#### Element boundary records:

** Start **

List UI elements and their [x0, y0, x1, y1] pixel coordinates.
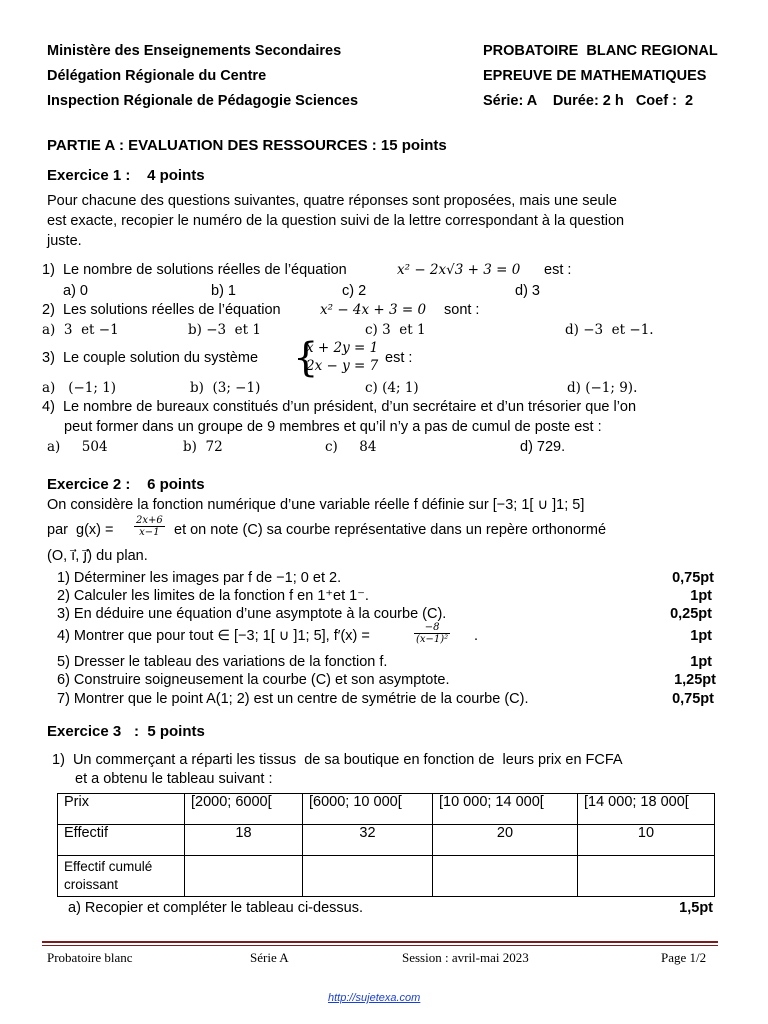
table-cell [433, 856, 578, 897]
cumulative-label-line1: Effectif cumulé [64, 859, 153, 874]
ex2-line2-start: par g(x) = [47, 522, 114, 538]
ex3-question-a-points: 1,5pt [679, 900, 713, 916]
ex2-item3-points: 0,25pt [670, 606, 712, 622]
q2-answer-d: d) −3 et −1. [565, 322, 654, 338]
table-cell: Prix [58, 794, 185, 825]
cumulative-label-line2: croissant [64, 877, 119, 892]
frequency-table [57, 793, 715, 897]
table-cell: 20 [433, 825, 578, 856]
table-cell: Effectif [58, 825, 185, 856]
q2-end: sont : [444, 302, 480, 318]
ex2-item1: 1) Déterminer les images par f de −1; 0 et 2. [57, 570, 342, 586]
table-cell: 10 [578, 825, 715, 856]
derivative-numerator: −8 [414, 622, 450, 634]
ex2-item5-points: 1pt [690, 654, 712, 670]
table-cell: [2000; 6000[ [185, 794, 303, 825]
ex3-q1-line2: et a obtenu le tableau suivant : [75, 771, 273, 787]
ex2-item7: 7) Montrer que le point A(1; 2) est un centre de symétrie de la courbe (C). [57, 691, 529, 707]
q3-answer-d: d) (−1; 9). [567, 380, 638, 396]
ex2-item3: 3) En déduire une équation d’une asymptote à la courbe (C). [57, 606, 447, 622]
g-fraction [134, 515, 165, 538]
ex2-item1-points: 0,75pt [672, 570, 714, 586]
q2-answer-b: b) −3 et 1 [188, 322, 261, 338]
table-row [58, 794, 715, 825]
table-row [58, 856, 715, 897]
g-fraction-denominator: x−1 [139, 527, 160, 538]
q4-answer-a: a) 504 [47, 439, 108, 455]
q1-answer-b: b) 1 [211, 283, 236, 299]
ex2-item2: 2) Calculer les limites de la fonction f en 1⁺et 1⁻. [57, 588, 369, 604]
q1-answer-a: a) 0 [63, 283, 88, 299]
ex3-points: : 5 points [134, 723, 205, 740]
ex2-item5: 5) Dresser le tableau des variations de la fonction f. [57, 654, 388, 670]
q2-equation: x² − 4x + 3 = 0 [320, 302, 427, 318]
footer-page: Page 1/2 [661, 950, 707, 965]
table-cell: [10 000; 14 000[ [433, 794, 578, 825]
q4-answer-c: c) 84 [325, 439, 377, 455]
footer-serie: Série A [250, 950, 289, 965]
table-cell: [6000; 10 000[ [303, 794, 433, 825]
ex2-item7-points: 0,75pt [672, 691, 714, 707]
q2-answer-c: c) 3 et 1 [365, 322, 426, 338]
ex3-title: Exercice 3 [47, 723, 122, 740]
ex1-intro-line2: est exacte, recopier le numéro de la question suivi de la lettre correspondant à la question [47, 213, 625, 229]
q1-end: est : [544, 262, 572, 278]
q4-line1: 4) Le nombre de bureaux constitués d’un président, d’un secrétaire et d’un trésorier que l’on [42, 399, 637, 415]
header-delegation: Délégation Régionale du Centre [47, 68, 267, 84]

** End **

#### THE PROBLEM:
Copy the lines of the records verbatim, from the line with "table-cell [433, 856, 578, 897]" up to and including the line with "table-cell: Prix [58, 794, 185, 825]".

#### THE OUTPUT:
table-cell [433, 856, 578, 897]
cumulative-label-line1: Effectif cumulé [64, 859, 153, 874]
ex2-line2-start: par g(x) = [47, 522, 114, 538]
ex3-question-a-points: 1,5pt [679, 900, 713, 916]
ex2-item3-points: 0,25pt [670, 606, 712, 622]
q2-answer-d: d) −3 et −1. [565, 322, 654, 338]
table-cell: Prix [58, 794, 185, 825]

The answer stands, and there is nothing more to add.